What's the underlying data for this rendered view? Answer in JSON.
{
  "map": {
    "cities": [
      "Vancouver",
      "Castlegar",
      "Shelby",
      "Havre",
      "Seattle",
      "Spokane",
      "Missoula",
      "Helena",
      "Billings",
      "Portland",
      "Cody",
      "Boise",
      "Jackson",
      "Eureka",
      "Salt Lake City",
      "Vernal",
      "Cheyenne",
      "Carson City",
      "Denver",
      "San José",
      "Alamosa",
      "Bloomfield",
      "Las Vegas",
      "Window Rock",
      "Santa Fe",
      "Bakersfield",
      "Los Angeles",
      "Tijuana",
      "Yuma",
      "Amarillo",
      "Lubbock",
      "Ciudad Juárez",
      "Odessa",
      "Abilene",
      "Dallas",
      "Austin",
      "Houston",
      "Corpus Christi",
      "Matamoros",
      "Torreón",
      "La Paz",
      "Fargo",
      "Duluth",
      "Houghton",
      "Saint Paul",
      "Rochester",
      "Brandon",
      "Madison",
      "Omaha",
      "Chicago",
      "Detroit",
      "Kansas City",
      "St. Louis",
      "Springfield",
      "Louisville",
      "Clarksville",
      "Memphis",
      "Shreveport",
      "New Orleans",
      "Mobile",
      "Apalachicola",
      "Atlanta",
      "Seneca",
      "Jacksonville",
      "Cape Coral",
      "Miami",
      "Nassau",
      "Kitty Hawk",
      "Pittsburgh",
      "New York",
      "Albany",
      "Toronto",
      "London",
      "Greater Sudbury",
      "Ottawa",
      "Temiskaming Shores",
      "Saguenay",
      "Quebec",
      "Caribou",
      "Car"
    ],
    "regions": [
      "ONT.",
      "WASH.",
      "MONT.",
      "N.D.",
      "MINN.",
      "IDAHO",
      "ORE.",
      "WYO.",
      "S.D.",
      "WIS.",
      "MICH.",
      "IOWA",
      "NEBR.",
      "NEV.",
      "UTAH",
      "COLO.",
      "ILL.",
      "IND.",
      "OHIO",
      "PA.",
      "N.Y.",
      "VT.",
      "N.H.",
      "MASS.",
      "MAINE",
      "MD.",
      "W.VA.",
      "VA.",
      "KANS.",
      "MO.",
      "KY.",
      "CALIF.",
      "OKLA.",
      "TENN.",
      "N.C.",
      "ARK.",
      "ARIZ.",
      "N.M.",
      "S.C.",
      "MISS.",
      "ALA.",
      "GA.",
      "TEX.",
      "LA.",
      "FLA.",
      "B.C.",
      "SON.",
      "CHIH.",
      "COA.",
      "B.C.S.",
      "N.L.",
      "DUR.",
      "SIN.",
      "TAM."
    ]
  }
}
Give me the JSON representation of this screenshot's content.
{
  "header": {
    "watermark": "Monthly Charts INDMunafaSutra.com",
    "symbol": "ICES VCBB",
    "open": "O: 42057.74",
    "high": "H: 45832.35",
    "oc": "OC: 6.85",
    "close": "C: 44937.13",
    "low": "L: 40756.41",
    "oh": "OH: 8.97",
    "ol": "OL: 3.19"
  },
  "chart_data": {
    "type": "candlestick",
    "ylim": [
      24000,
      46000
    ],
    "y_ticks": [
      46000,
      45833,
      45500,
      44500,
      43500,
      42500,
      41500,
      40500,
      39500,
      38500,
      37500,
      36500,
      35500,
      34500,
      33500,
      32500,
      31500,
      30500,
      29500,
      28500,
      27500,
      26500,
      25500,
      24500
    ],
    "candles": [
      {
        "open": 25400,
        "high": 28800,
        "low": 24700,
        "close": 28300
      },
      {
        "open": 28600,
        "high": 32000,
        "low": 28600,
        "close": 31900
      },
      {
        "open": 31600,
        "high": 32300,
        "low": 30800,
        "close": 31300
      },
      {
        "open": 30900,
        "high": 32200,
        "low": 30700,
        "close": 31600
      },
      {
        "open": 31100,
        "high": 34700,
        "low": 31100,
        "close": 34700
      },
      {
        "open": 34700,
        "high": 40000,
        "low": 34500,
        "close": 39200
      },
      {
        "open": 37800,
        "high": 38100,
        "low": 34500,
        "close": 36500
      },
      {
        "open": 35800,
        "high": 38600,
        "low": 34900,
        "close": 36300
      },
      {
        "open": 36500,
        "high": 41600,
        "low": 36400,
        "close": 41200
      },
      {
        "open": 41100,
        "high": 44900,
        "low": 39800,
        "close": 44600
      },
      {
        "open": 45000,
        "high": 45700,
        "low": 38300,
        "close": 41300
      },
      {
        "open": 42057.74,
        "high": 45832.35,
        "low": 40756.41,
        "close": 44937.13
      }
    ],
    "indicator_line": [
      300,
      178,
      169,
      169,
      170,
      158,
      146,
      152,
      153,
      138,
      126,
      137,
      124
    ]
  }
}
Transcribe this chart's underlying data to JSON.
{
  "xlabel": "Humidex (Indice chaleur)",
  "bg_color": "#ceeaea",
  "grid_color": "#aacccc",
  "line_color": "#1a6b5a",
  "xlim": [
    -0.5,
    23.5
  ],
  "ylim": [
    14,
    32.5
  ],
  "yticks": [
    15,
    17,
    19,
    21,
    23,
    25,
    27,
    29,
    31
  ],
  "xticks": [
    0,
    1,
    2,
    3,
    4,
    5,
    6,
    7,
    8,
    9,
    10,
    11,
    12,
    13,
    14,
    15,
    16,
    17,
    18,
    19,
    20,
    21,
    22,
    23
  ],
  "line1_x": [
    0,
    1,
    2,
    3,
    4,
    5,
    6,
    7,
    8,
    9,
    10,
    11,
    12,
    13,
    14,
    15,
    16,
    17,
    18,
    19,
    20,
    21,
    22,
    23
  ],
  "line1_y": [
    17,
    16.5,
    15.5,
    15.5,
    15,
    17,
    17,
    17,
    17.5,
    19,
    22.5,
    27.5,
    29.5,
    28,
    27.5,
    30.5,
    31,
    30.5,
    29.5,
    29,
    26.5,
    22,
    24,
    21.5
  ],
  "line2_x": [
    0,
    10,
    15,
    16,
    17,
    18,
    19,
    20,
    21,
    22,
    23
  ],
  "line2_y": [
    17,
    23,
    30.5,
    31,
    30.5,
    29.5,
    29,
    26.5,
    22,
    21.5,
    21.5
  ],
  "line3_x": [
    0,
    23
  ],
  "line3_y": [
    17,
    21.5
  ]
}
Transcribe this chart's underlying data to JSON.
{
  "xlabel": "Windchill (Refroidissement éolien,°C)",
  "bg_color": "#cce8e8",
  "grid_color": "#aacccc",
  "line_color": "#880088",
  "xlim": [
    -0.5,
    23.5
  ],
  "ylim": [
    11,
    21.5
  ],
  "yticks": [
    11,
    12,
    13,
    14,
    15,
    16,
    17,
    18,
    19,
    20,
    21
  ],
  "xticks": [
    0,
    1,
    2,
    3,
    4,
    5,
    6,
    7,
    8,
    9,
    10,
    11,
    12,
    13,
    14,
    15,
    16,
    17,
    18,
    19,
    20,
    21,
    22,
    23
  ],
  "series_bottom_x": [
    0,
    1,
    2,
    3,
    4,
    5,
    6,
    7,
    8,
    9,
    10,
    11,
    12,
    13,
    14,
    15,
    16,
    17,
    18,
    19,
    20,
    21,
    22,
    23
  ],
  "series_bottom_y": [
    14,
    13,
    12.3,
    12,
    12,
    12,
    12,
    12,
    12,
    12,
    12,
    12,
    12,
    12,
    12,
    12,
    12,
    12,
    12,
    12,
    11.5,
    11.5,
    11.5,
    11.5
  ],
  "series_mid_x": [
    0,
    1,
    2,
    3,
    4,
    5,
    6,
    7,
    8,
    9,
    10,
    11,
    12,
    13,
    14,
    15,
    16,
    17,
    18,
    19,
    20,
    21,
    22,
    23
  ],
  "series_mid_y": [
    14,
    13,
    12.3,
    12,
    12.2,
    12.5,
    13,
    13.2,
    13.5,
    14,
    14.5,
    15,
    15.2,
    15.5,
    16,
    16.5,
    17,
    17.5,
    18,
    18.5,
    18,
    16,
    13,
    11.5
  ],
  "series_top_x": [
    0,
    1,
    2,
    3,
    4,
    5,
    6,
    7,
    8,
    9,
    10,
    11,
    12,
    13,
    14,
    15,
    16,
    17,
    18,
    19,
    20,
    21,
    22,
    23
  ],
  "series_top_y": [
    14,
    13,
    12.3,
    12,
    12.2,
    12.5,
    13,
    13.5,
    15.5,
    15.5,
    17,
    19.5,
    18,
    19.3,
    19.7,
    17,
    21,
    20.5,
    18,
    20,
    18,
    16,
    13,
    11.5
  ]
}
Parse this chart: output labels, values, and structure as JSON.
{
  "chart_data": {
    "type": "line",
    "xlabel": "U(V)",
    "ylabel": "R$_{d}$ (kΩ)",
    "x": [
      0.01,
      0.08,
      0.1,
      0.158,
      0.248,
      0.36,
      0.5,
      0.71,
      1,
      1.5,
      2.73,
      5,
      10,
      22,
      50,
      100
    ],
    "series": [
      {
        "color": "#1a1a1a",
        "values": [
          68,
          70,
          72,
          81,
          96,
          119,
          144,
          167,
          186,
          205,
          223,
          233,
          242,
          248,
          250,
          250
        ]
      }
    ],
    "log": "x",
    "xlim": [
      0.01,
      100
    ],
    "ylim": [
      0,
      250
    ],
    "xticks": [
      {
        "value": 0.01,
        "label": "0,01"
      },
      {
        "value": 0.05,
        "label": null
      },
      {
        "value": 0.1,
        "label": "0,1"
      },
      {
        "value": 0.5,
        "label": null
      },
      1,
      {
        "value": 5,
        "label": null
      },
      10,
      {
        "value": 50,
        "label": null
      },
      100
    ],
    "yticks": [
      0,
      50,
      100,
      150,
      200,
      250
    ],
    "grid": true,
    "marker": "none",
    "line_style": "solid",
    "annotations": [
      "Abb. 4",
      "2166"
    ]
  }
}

_ _ _

* **Work to complete**: From the entries, report each line that includes the word "xlabel".

* **Solution to the problem**:
  "xlabel": "Humidex (Indice chaleur)",
  "xlabel": "Windchill (Refroidissement éolien,°C)",
    "xlabel": "U(V)",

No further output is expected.